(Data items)

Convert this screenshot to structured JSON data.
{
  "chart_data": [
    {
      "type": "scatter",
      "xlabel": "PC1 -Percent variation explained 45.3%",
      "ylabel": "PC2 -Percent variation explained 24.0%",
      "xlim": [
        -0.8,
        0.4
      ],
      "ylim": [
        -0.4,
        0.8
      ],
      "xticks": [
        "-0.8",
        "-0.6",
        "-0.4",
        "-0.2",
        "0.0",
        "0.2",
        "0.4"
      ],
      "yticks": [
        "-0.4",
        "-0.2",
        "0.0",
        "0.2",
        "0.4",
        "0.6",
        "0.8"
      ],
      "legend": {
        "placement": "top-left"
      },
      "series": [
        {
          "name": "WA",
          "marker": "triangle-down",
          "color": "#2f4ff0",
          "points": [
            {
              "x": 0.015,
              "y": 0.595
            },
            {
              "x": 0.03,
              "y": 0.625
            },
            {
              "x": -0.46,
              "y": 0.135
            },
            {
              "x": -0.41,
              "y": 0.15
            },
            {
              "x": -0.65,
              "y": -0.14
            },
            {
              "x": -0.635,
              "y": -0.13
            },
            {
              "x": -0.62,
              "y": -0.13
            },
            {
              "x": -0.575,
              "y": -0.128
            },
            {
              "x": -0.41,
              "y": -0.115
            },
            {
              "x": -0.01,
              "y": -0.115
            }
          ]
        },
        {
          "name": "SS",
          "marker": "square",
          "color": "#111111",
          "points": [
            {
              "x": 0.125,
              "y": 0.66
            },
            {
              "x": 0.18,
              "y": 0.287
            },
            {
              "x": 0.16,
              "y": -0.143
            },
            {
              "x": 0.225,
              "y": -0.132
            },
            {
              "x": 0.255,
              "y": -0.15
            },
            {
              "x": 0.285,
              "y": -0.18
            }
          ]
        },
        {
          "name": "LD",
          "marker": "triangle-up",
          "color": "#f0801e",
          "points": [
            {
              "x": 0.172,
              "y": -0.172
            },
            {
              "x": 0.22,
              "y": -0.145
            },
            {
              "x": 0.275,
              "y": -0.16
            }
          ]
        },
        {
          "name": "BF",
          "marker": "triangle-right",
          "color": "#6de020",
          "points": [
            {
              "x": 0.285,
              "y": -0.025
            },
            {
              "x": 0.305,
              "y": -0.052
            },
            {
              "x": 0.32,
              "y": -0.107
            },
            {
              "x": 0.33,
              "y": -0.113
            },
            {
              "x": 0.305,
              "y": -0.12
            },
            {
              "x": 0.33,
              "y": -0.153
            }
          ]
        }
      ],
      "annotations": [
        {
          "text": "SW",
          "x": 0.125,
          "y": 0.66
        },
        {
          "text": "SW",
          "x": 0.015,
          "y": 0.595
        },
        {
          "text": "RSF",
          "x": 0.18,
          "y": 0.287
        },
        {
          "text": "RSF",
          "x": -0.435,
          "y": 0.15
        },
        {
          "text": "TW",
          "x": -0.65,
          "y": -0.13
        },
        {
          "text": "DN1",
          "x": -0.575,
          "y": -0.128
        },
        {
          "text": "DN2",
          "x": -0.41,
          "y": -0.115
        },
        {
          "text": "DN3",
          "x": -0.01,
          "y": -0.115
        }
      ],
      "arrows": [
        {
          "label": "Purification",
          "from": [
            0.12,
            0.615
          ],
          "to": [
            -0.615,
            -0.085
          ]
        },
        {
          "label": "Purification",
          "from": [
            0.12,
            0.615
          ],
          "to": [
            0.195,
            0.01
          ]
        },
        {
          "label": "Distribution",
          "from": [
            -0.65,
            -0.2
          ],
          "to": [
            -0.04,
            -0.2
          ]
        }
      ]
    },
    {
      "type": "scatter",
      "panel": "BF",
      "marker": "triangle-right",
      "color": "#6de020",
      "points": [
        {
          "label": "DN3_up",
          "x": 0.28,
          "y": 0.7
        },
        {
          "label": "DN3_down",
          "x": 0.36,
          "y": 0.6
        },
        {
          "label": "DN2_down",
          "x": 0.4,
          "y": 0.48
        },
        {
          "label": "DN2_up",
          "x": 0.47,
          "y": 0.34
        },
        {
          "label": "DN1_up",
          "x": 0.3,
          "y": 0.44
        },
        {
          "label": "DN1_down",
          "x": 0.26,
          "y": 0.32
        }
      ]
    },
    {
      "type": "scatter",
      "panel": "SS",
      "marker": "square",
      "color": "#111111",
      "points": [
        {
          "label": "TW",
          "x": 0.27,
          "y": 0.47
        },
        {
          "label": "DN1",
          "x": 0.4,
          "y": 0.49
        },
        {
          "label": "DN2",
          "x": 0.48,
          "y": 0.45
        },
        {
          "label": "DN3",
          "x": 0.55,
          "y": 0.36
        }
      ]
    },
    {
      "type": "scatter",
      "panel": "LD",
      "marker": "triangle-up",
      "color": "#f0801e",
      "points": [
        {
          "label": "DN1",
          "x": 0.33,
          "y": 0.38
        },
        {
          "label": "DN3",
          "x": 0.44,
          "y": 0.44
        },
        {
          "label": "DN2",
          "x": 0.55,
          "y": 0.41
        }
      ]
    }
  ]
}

■ **Written request**: Reproduce all of the data exactly as given.

■ **Task output**:
Convert this screenshot to structured JSON data.
{
  "chart_data": [
    {
      "type": "scatter",
      "xlabel": "PC1 -Percent variation explained 45.3%",
      "ylabel": "PC2 -Percent variation explained 24.0%",
      "xlim": [
        -0.8,
        0.4
      ],
      "ylim": [
        -0.4,
        0.8
      ],
      "xticks": [
        "-0.8",
        "-0.6",
        "-0.4",
        "-0.2",
        "0.0",
        "0.2",
        "0.4"
      ],
      "yticks": [
        "-0.4",
        "-0.2",
        "0.0",
        "0.2",
        "0.4",
        "0.6",
        "0.8"
      ],
      "legend": {
        "placement": "top-left"
      },
      "series": [
        {
          "name": "WA",
          "marker": "triangle-down",
          "color": "#2f4ff0",
          "points": [
            {
              "x": 0.015,
              "y": 0.595
            },
            {
              "x": 0.03,
              "y": 0.625
            },
            {
              "x": -0.46,
              "y": 0.135
            },
            {
              "x": -0.41,
              "y": 0.15
            },
            {
              "x": -0.65,
              "y": -0.14
            },
            {
              "x": -0.635,
              "y": -0.13
            },
            {
              "x": -0.62,
              "y": -0.13
            },
            {
              "x": -0.575,
              "y": -0.128
            },
            {
              "x": -0.41,
              "y": -0.115
            },
            {
              "x": -0.01,
              "y": -0.115
            }
          ]
        },
        {
          "name": "SS",
          "marker": "square",
          "color": "#111111",
          "points": [
            {
              "x": 0.125,
              "y": 0.66
            },
            {
              "x": 0.18,
              "y": 0.287
            },
            {
              "x": 0.16,
              "y": -0.143
            },
            {
              "x": 0.225,
              "y": -0.132
            },
            {
              "x": 0.255,
              "y": -0.15
            },
            {
              "x": 0.285,
              "y": -0.18
            }
          ]
        },
        {
          "name": "LD",
          "marker": "triangle-up",
          "color": "#f0801e",
          "points": [
            {
              "x": 0.172,
              "y": -0.172
            },
            {
              "x": 0.22,
              "y": -0.145
            },
            {
              "x": 0.275,
              "y": -0.16
            }
          ]
        },
        {
          "name": "BF",
          "marker": "triangle-right",
          "color": "#6de020",
          "points": [
            {
              "x": 0.285,
              "y": -0.025
            },
            {
              "x": 0.305,
              "y": -0.052
            },
            {
              "x": 0.32,
              "y": -0.107
            },
            {
              "x": 0.33,
              "y": -0.113
            },
            {
              "x": 0.305,
              "y": -0.12
            },
            {
              "x": 0.33,
              "y": -0.153
            }
          ]
        }
      ],
      "annotations": [
        {
          "text": "SW",
          "x": 0.125,
          "y": 0.66
        },
        {
          "text": "SW",
          "x": 0.015,
          "y": 0.595
        },
        {
          "text": "RSF",
          "x": 0.18,
          "y": 0.287
        },
        {
          "text": "RSF",
          "x": -0.435,
          "y": 0.15
        },
        {
          "text": "TW",
          "x": -0.65,
          "y": -0.13
        },
        {
          "text": "DN1",
          "x": -0.575,
          "y": -0.128
        },
        {
          "text": "DN2",
          "x": -0.41,
          "y": -0.115
        },
        {
          "text": "DN3",
          "x": -0.01,
          "y": -0.115
        }
      ],
      "arrows": [
        {
          "label": "Purification",
          "from": [
            0.12,
            0.615
          ],
          "to": [
            -0.615,
            -0.085
          ]
        },
        {
          "label": "Purification",
          "from": [
            0.12,
            0.615
          ],
          "to": [
            0.195,
            0.01
          ]
        },
        {
          "label": "Distribution",
          "from": [
            -0.65,
            -0.2
          ],
          "to": [
            -0.04,
            -0.2
          ]
        }
      ]
    },
    {
      "type": "scatter",
      "panel": "BF",
      "marker": "triangle-right",
      "color": "#6de020",
      "points": [
        {
          "label": "DN3_up",
          "x": 0.28,
          "y": 0.7
        },
        {
          "label": "DN3_down",
          "x": 0.36,
          "y": 0.6
        },
        {
          "label": "DN2_down",
          "x": 0.4,
          "y": 0.48
        },
        {
          "label": "DN2_up",
          "x": 0.47,
          "y": 0.34
        },
        {
          "label": "DN1_up",
          "x": 0.3,
          "y": 0.44
        },
        {
          "label": "DN1_down",
          "x": 0.26,
          "y": 0.32
        }
      ]
    },
    {
      "type": "scatter",
      "panel": "SS",
      "marker": "square",
      "color": "#111111",
      "points": [
        {
          "label": "TW",
          "x": 0.27,
          "y": 0.47
        },
        {
          "label": "DN1",
          "x": 0.4,
          "y": 0.49
        },
        {
          "label": "DN2",
          "x": 0.48,
          "y": 0.45
        },
        {
          "label": "DN3",
          "x": 0.55,
          "y": 0.36
        }
      ]
    },
    {
      "type": "scatter",
      "panel": "LD",
      "marker": "triangle-up",
      "color": "#f0801e",
      "points": [
        {
          "label": "DN1",
          "x": 0.33,
          "y": 0.38
        },
        {
          "label": "DN3",
          "x": 0.44,
          "y": 0.44
        },
        {
          "label": "DN2",
          "x": 0.55,
          "y": 0.41
        }
      ]
    }
  ]
}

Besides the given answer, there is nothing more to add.